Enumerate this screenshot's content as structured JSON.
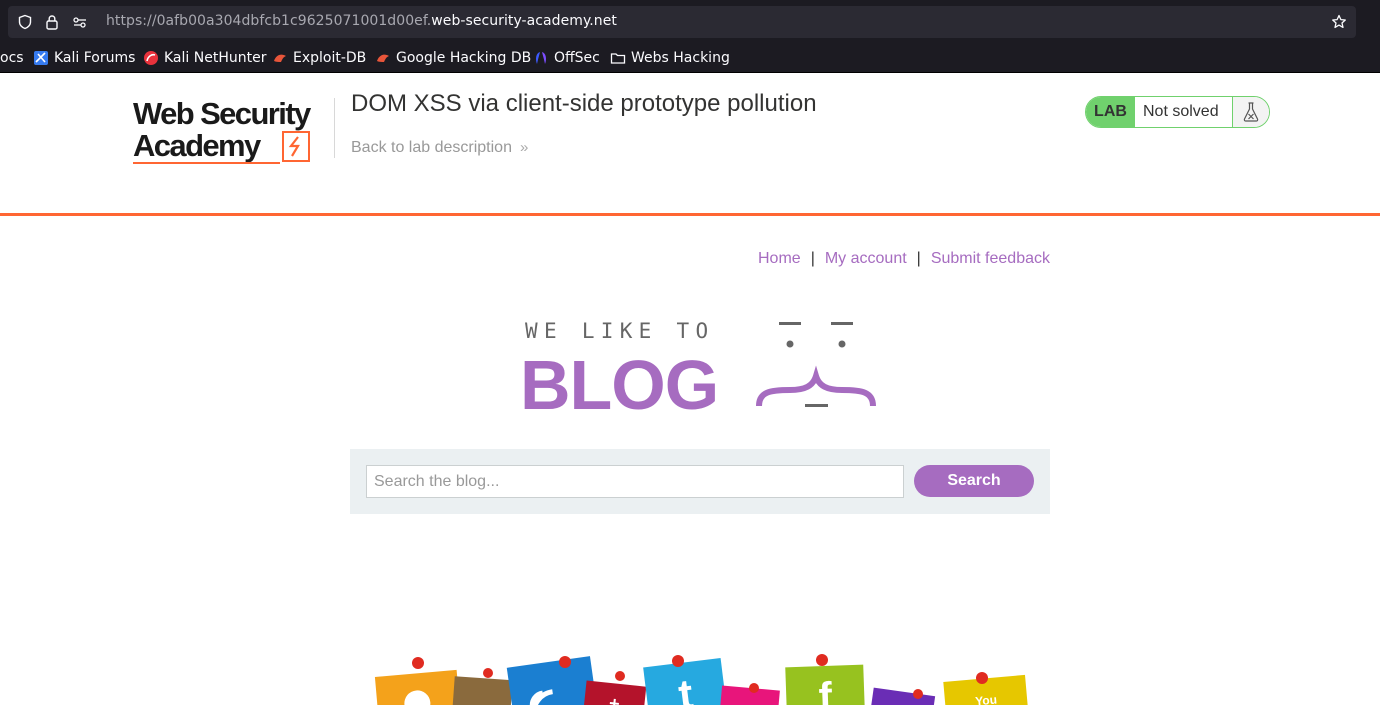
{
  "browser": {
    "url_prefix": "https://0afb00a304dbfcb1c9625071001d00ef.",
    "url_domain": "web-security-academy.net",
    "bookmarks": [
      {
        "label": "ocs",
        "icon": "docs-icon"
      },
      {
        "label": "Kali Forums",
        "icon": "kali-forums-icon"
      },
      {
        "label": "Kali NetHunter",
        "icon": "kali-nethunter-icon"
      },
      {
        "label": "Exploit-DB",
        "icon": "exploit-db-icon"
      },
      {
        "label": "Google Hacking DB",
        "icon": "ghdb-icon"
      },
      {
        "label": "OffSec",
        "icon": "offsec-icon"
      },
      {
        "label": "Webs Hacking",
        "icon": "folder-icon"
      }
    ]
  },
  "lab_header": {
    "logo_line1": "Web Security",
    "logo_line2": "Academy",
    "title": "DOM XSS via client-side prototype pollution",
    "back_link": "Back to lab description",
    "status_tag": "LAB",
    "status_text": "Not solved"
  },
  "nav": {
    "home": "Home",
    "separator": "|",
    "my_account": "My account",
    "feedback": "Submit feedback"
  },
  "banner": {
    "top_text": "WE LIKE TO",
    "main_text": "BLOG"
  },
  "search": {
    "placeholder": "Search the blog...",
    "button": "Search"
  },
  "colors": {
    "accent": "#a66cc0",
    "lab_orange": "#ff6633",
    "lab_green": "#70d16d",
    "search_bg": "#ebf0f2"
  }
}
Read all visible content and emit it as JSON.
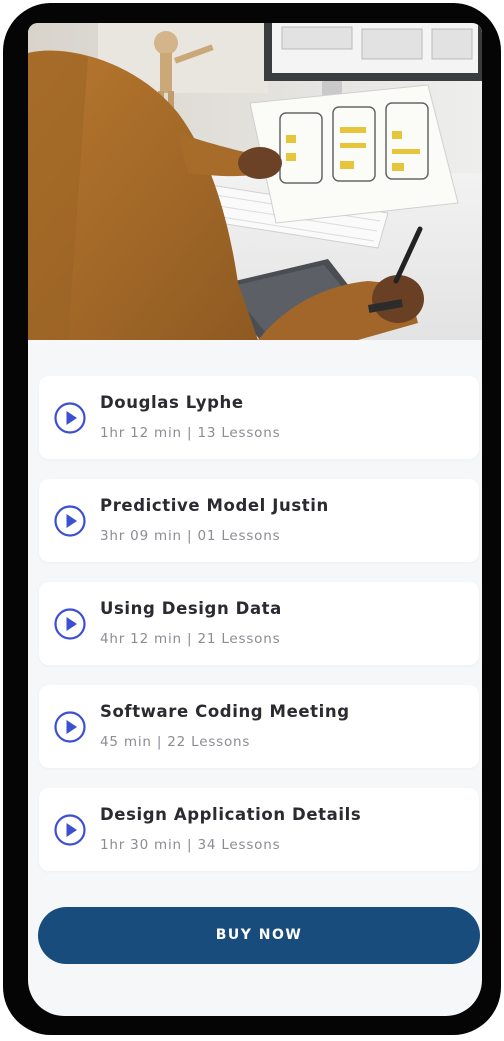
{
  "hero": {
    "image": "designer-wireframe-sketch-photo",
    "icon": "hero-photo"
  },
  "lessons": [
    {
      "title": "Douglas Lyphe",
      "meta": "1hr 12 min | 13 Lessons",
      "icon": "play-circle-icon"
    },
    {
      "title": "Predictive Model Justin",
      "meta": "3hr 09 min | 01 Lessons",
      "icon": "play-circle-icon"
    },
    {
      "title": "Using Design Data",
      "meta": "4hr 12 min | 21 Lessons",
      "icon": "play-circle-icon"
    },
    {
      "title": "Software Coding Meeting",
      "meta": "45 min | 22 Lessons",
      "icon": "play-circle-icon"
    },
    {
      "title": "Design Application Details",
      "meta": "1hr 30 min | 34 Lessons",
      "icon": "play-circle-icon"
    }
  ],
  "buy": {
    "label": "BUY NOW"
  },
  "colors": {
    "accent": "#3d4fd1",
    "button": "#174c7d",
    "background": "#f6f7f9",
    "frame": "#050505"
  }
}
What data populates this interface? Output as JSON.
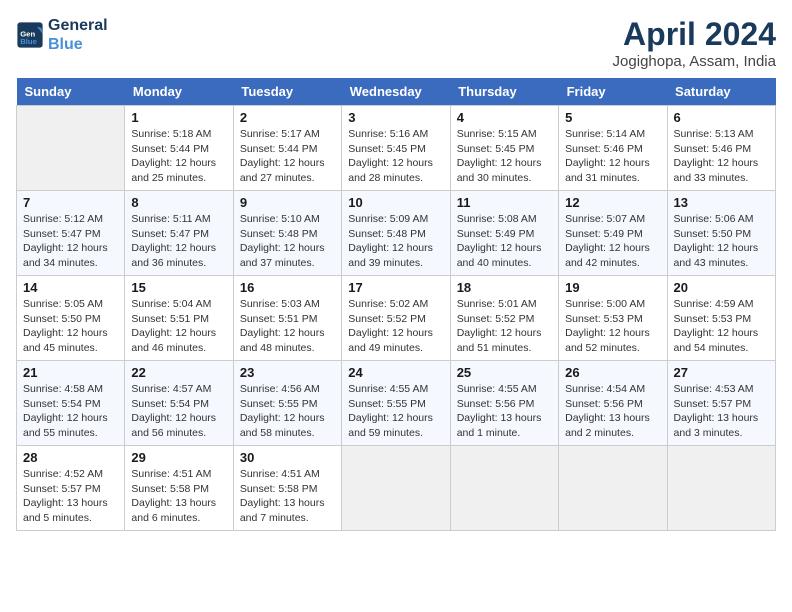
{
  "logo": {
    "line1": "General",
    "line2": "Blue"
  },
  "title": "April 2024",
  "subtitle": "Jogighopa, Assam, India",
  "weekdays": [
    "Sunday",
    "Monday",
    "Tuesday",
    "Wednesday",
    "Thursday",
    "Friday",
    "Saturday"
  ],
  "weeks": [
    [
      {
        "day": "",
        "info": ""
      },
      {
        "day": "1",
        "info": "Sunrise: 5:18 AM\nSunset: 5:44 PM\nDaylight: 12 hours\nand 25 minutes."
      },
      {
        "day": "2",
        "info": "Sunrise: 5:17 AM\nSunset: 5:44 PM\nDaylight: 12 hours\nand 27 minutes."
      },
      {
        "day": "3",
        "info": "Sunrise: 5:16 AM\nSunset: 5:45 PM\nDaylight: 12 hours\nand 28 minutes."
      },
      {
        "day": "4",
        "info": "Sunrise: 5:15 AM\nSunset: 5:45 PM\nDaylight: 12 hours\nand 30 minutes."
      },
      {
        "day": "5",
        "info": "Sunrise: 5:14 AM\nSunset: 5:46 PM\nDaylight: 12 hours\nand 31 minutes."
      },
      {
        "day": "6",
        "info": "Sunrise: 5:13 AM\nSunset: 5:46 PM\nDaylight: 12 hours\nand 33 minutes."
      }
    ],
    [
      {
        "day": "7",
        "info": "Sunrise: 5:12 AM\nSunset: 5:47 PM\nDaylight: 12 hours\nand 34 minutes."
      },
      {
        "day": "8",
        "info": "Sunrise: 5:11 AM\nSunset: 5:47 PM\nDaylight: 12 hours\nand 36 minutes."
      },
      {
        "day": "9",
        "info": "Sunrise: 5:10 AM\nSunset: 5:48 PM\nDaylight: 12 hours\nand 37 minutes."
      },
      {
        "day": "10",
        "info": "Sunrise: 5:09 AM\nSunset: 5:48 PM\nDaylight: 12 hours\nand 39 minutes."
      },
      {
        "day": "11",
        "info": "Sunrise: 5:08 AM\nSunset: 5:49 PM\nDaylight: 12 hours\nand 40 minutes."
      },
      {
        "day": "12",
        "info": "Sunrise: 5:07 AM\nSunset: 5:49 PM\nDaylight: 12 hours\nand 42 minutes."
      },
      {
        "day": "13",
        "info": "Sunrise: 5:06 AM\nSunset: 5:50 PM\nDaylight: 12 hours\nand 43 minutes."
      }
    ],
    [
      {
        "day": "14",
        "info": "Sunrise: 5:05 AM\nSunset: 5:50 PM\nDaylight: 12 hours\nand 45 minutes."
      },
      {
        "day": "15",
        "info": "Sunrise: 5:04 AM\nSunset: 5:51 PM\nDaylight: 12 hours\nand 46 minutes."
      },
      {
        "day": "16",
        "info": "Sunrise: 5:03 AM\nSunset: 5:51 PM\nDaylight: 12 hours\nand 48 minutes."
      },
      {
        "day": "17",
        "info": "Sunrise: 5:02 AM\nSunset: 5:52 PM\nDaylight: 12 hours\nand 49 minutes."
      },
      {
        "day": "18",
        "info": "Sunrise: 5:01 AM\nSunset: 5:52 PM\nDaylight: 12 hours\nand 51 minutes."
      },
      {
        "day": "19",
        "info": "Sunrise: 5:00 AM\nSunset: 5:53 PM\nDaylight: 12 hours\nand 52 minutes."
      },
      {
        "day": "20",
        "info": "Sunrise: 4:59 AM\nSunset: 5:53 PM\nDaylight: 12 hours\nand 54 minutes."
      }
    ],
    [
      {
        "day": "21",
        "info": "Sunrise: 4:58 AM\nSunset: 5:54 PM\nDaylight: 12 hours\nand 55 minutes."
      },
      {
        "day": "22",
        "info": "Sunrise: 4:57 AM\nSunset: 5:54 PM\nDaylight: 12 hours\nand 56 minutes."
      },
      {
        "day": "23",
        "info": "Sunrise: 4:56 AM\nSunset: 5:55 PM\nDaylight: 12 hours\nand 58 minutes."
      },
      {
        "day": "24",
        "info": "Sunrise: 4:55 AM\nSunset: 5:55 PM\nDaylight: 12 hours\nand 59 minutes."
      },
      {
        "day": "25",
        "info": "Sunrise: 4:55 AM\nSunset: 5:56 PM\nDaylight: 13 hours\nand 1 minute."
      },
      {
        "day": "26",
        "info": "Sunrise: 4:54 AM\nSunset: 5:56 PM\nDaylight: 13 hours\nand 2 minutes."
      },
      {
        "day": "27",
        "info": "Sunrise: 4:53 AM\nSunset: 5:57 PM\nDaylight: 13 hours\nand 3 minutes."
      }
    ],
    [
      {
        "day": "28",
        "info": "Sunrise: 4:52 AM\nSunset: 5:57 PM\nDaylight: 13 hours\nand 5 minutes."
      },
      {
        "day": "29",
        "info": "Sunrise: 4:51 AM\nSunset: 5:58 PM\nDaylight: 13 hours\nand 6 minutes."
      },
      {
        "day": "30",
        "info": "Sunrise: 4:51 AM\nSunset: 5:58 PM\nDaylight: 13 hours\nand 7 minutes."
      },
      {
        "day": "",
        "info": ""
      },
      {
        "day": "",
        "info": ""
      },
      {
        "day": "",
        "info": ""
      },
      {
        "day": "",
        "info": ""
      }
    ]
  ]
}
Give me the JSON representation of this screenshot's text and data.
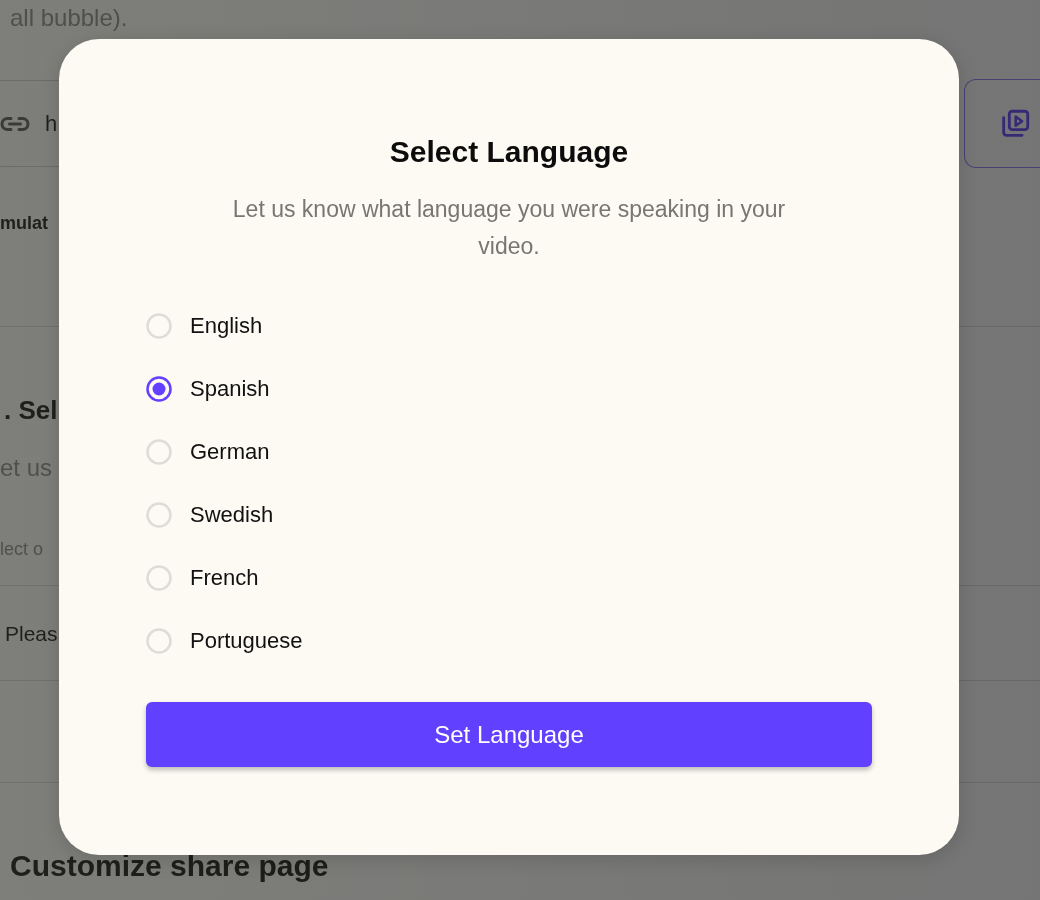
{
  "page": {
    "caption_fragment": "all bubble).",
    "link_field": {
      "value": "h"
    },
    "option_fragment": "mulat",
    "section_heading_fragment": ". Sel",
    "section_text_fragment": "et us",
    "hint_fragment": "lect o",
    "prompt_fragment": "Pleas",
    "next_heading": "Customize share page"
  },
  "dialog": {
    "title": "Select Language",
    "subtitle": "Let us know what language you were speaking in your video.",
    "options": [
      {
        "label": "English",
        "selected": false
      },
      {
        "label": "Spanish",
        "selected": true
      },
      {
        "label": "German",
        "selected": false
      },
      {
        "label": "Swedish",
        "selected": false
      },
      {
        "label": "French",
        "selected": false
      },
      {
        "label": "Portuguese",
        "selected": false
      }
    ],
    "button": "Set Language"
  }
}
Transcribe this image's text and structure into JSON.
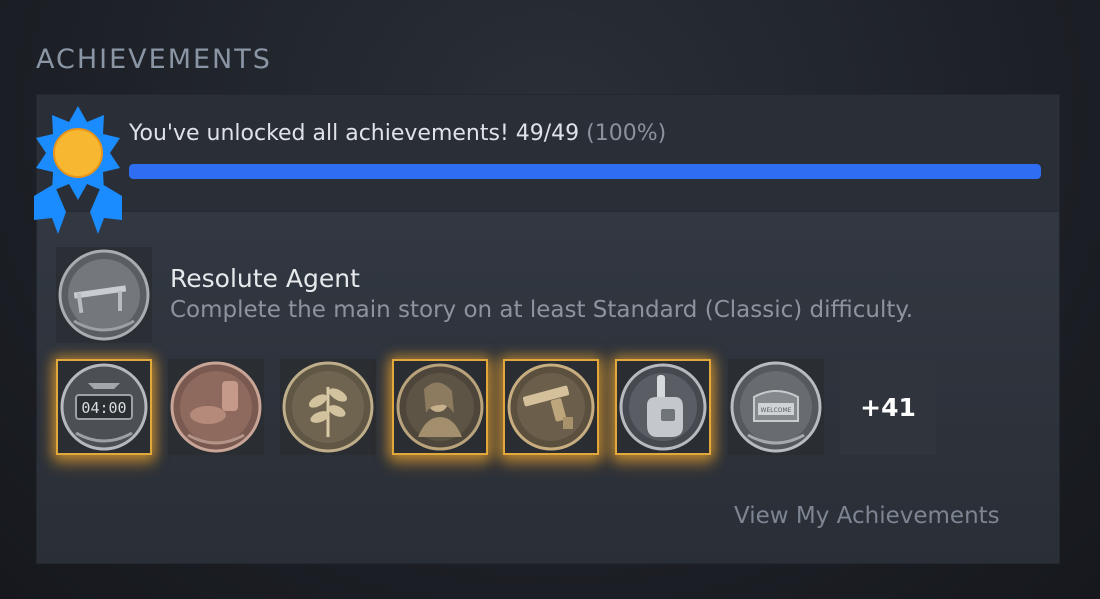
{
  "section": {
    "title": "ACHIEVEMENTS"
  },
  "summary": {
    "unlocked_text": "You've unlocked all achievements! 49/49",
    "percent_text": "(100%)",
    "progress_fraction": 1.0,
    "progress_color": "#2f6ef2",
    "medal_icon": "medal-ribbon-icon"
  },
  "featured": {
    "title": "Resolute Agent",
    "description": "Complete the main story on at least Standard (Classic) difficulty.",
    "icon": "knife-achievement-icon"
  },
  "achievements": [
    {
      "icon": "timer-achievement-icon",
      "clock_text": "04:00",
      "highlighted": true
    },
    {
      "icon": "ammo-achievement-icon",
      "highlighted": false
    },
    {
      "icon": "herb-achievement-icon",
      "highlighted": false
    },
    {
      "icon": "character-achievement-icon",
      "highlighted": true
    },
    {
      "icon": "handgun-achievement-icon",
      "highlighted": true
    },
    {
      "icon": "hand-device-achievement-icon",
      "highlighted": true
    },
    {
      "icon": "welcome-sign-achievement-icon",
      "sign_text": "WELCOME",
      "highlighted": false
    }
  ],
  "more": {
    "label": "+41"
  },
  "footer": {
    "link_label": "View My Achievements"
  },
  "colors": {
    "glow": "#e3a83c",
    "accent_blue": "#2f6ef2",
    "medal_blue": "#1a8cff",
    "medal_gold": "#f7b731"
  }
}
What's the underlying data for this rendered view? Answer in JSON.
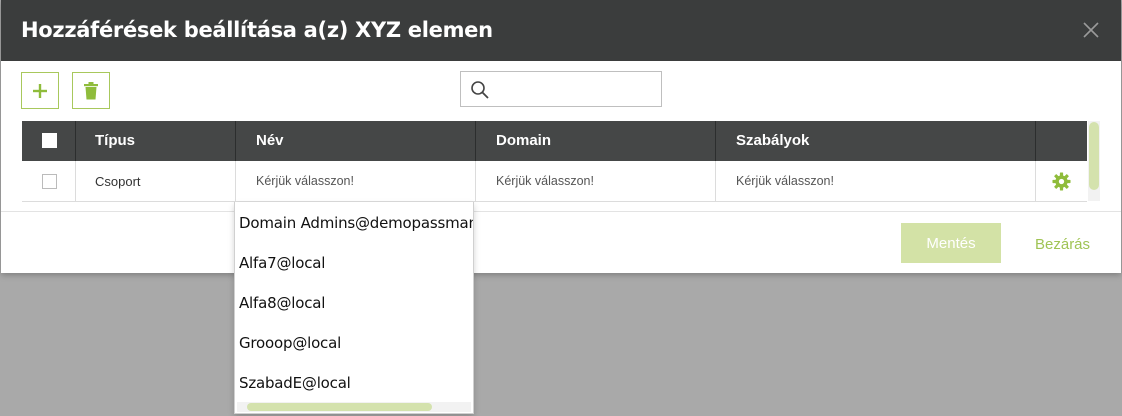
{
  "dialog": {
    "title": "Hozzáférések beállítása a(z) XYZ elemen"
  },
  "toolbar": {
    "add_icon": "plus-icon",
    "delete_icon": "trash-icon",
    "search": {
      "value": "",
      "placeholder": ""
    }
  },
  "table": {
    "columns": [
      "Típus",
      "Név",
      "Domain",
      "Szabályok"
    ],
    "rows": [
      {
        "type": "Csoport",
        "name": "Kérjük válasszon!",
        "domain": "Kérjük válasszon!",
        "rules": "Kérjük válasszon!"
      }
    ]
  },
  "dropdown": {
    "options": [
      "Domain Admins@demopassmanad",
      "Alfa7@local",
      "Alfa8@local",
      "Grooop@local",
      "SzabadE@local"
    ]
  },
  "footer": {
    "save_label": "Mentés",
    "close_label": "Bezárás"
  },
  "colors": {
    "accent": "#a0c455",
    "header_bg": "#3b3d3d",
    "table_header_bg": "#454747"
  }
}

**WHAT TO DO**
Find how many lines of the entries contain "Kérjük". Respond with the number only.

**RESPONSE**
3